§ **Record excerpts**
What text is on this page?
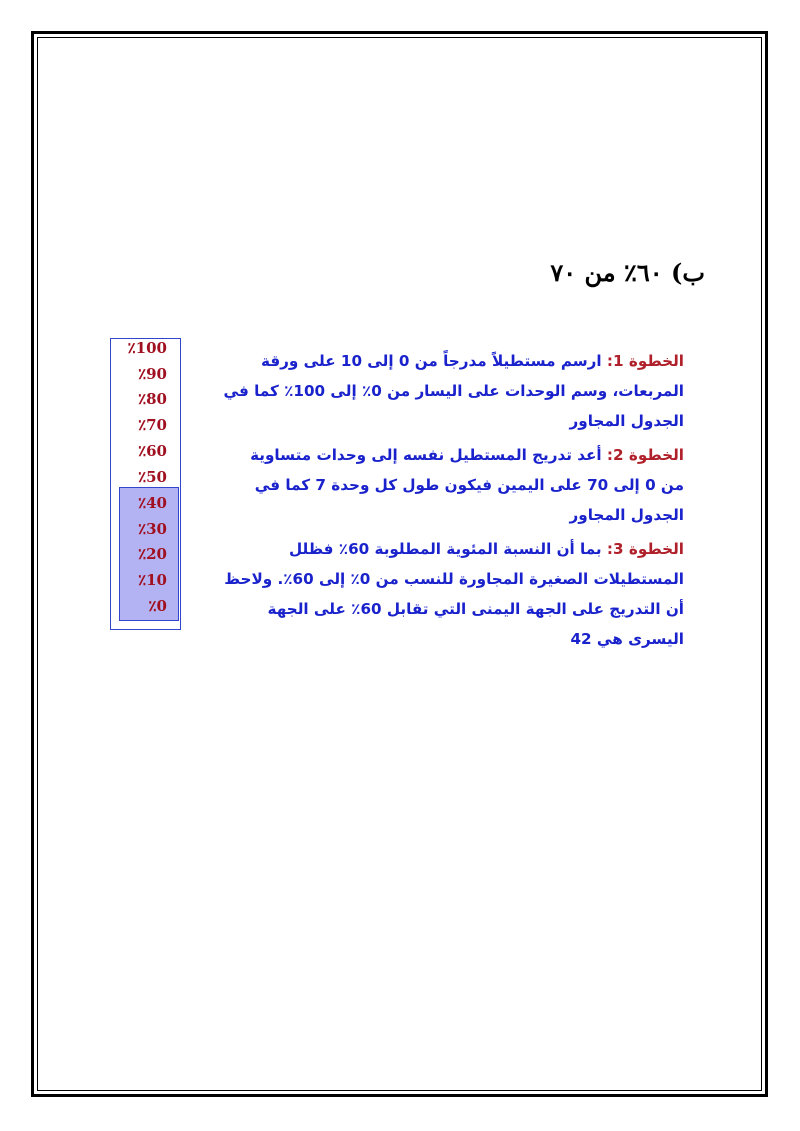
ب) ٦٠٪ من ٧٠
٪100
٪90
٪80
٪70
٪60
٪50
٪40
٪30
٪20
٪10
٪0

الخطوة 1: ارسم مستطيلاً مدرجاً من 0 إلى 10 على ورقة المربعات، وسم الوحدات على اليسار من 0٪ إلى 100٪ كما في الجدول المجاور

الخطوة 2: أعد تدريج المستطيل نفسه إلى وحدات متساوية من 0 إلى 70 على اليمين فيكون طول كل وحدة 7 كما في الجدول المجاور

الخطوة 3: بما أن النسبة المئوية المطلوبة 60٪ فظلل المستطيلات الصغيرة المجاورة للنسب من 0٪ إلى 60٪. ولاحظ أن التدريج على الجهة اليمنى التي تقابل 60٪ على الجهة اليسرى هي 42
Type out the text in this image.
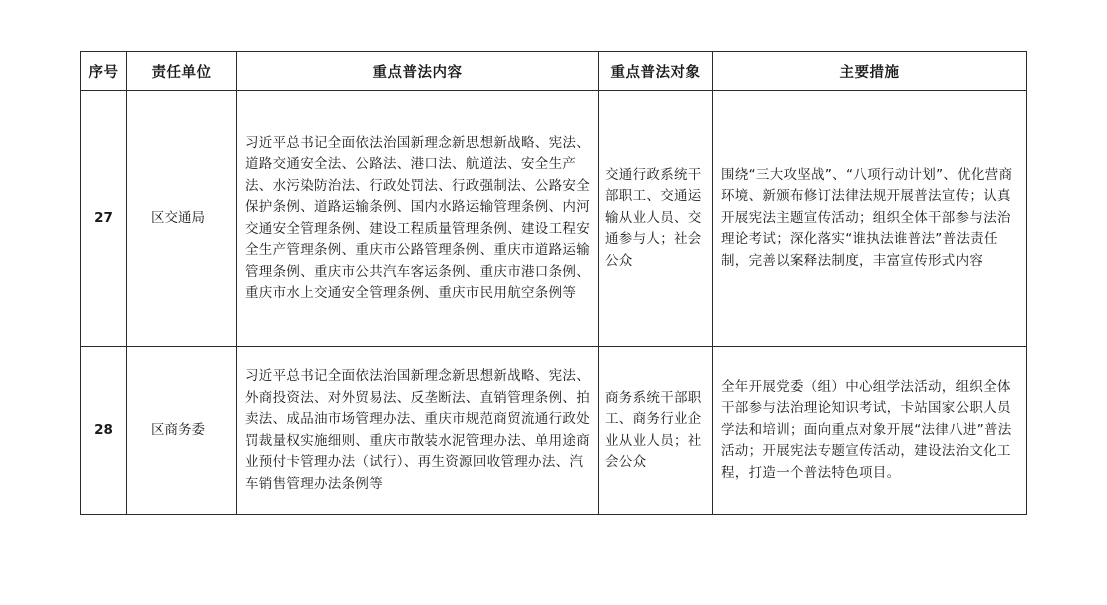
序号	责任单位	重点普法内容	重点普法对象	主要措施
27	区交通局	习近平总书记全面依法治国新理念新思想新战略、宪法、道路交通安全法、公路法、港口法、航道法、安全生产法、水污染防治法、行政处罚法、行政强制法、公路安全保护条例、道路运输条例、国内水路运输管理条例、内河交通安全管理条例、建设工程质量管理条例、建设工程安全生产管理条例、重庆市公路管理条例、重庆市道路运输管理条例、重庆市公共汽车客运条例、重庆市港口条例、重庆市水上交通安全管理条例、重庆市民用航空条例等	交通行政系统干部职工、交通运输从业人员、交通参与人；社会公众	围绕“三大攻坚战”、“八项行动计划”、优化营商环境、新颁布修订法律法规开展普法宣传；认真开展宪法主题宣传活动；组织全体干部参与法治理论考试；深化落实“谁执法谁普法”普法责任制，完善以案释法制度，丰富宣传形式内容
28	区商务委	习近平总书记全面依法治国新理念新思想新战略、宪法、外商投资法、对外贸易法、反垄断法、直销管理条例、拍卖法、成品油市场管理办法、重庆市规范商贸流通行政处罚裁量权实施细则、重庆市散装水泥管理办法、单用途商业预付卡管理办法（试行）、再生资源回收管理办法、汽车销售管理办法条例等	商务系统干部职工、商务行业企业从业人员；社会公众	全年开展党委（组）中心组学法活动，组织全体干部参与法治理论知识考试，卡站国家公职人员学法和培训；面向重点对象开展“法律八进”普法活动；开展宪法专题宣传活动，建设法治文化工程，打造一个普法特色项目。
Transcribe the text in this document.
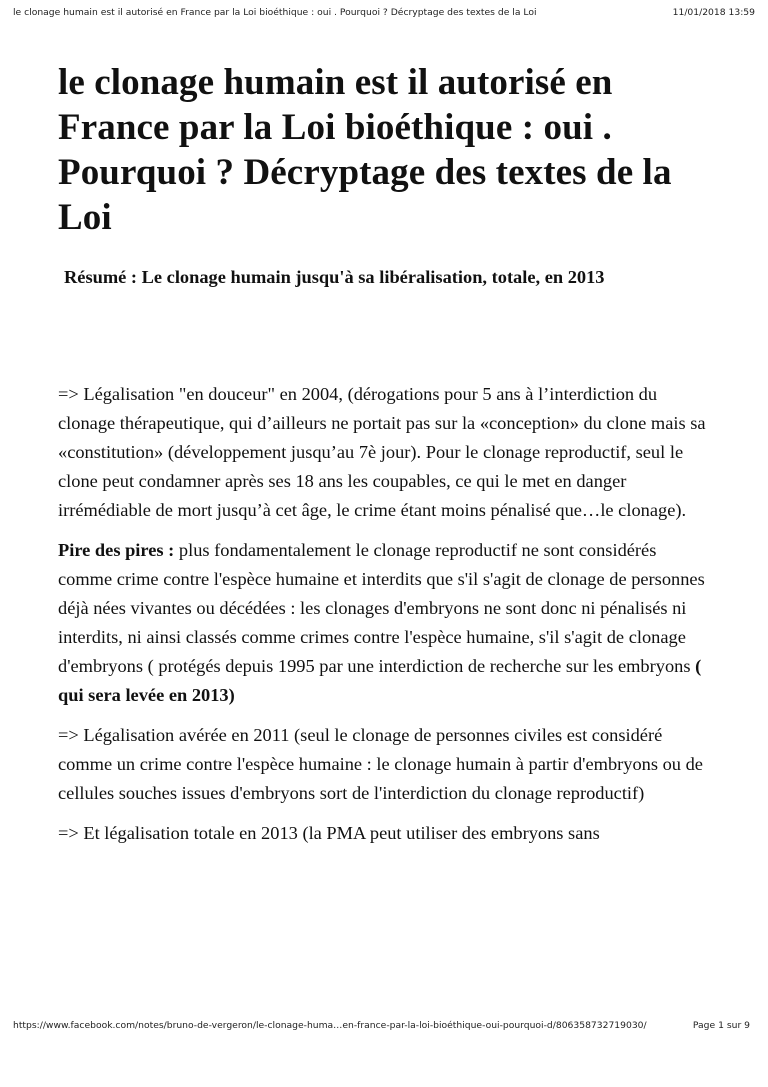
le clonage humain est il autorisé en France par la Loi bioéthique : oui . Pourquoi ? Décryptage des textes de la Loi	11/01/2018 13:59
le clonage humain est il autorisé en France par la Loi bioéthique : oui . Pourquoi ? Décryptage des textes de la Loi

Résumé : Le clonage humain jusqu'à sa libéralisation, totale, en 2013

=> Légalisation "en douceur" en 2004, (dérogations pour 5 ans à l’interdiction du clonage thérapeutique, qui d’ailleurs ne portait pas sur la «conception» du clone mais sa «constitution» (développement jusqu’au 7è jour). Pour le clonage reproductif, seul le clone peut condamner après ses 18 ans les coupables, ce qui le met en danger irrémédiable de mort jusqu’à cet âge, le crime étant moins pénalisé que…le clonage).

Pire des pires : plus fondamentalement le clonage reproductif ne sont considérés comme crime contre l'espèce humaine et interdits que s'il s'agit de clonage de personnes déjà nées vivantes ou décédées : les clonages d'embryons ne sont donc ni pénalisés ni interdits, ni ainsi classés comme crimes contre l'espèce humaine, s'il s'agit de clonage d'embryons ( protégés depuis 1995 par une interdiction de recherche sur les embryons ( qui sera levée en 2013)

=> Légalisation avérée en 2011 (seul le clonage de personnes civiles est considéré comme un crime contre l'espèce humaine : le clonage humain à partir d'embryons ou de cellules souches issues d'embryons sort de l'interdiction du clonage reproductif)

=> Et légalisation totale en 2013 (la PMA peut utiliser des embryons sans

https://www.facebook.com/notes/bruno-de-vergeron/le-clonage-huma…en-france-par-la-loi-bioéthique-oui-pourquoi-d/806358732719030/	Page 1 sur 9
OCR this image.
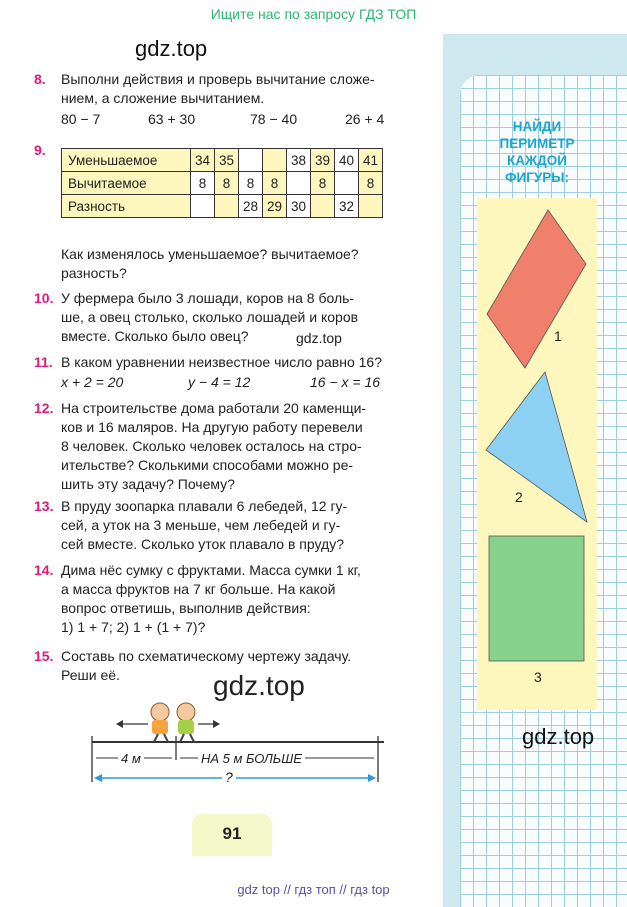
Ищите нас по запросу ГДЗ ТОП
НАЙДИ
ПЕРИМЕТР
КАЖДОЙ
ФИГУРЫ:
1
2
3
gdz.top
gdz.top
gdz.top
gdz.top
8. Выполни действия и проверь вычитание сложе-
нием, а сложение вычитанием.
80 − 7	63 + 30	78 − 40	26 + 4
9.
Уменьшаемое	34	35			38	39	40	41
Вычитаемое	8	8	8	8		8		8
Разность			28	29	30		32	
Как изменялось уменьшаемое? вычитаемое?
разность?
10. У фермера было 3 лошади, коров на 8 боль-
ше, а овец столько, сколько лошадей и коров
вместе. Сколько было овец?
11. В каком уравнении неизвестное число равно 16?
x + 2 = 20	y − 4 = 12	16 − x = 16
12. На строительстве дома работали 20 каменщи-
ков и 16 маляров. На другую работу перевели
8 человек. Сколько человек осталось на стро-
ительстве? Сколькими способами можно ре-
шить эту задачу? Почему?
13. В пруду зоопарка плавали 6 лебедей, 12 гу-
сей, а уток на 3 меньше, чем лебедей и гу-
сей вместе. Сколько уток плавало в пруду?
14. Дима нёс сумку с фруктами. Масса сумки 1 кг,
а масса фруктов на 7 кг больше. На какой
вопрос ответишь, выполнив действия:
1) 1 + 7; 2) 1 + (1 + 7)?
15. Составь по схематическому чертежу задачу.
Реши её.
4 м	НА 5 м БОЛЬШЕ
?
91
gdz top // гдз топ // гдз top
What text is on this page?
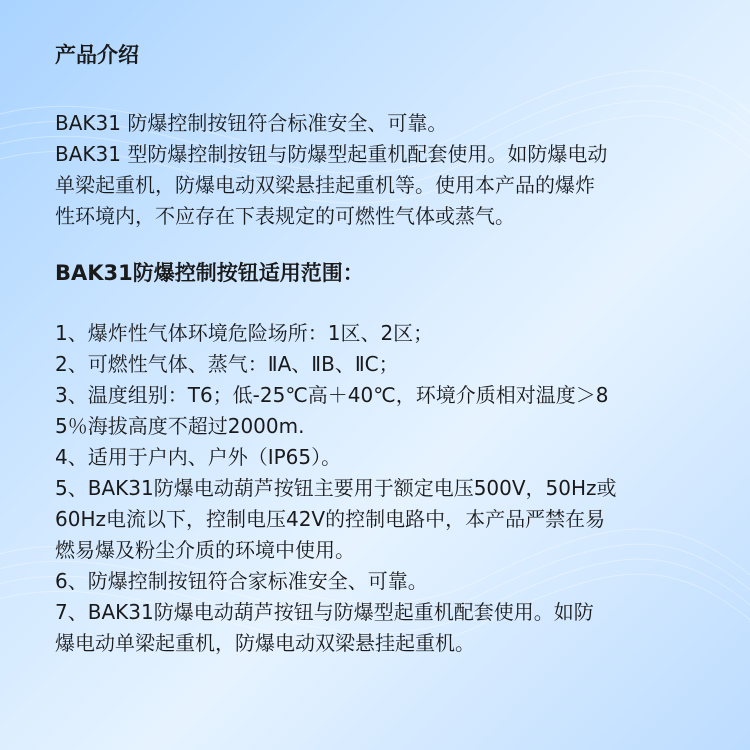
产品介绍

BAK31 防爆控制按钮符合标准安全、可靠。

BAK31 型防爆控制按钮与防爆型起重机配套使用。如防爆电动

单梁起重机，防爆电动双梁悬挂起重机等。使用本产品的爆炸

性环境内，不应存在下表规定的可燃性气体或蒸气。

BAK31防爆控制按钮适用范围：

1、爆炸性气体环境危险场所：1区、2区；

2、可燃性气体、蒸气：ⅡA、ⅡB、ⅡC；

3、温度组别：T6；低-25℃高＋40℃，环境介质相对温度＞8

5％海拔高度不超过2000m.

4、适用于户内、户外（IP65）。

5、BAK31防爆电动葫芦按钮主要用于额定电压500V，50Hz或

60Hz电流以下，控制电压42V的控制电路中，本产品严禁在易

燃易爆及粉尘介质的环境中使用。

6、防爆控制按钮符合家标准安全、可靠。

7、BAK31防爆电动葫芦按钮与防爆型起重机配套使用。如防

爆电动单梁起重机，防爆电动双梁悬挂起重机。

§ **Prompt**
Find how many lines of the material carry the string "коров". Only the number should be in the answer.

§ **Exercise response**
2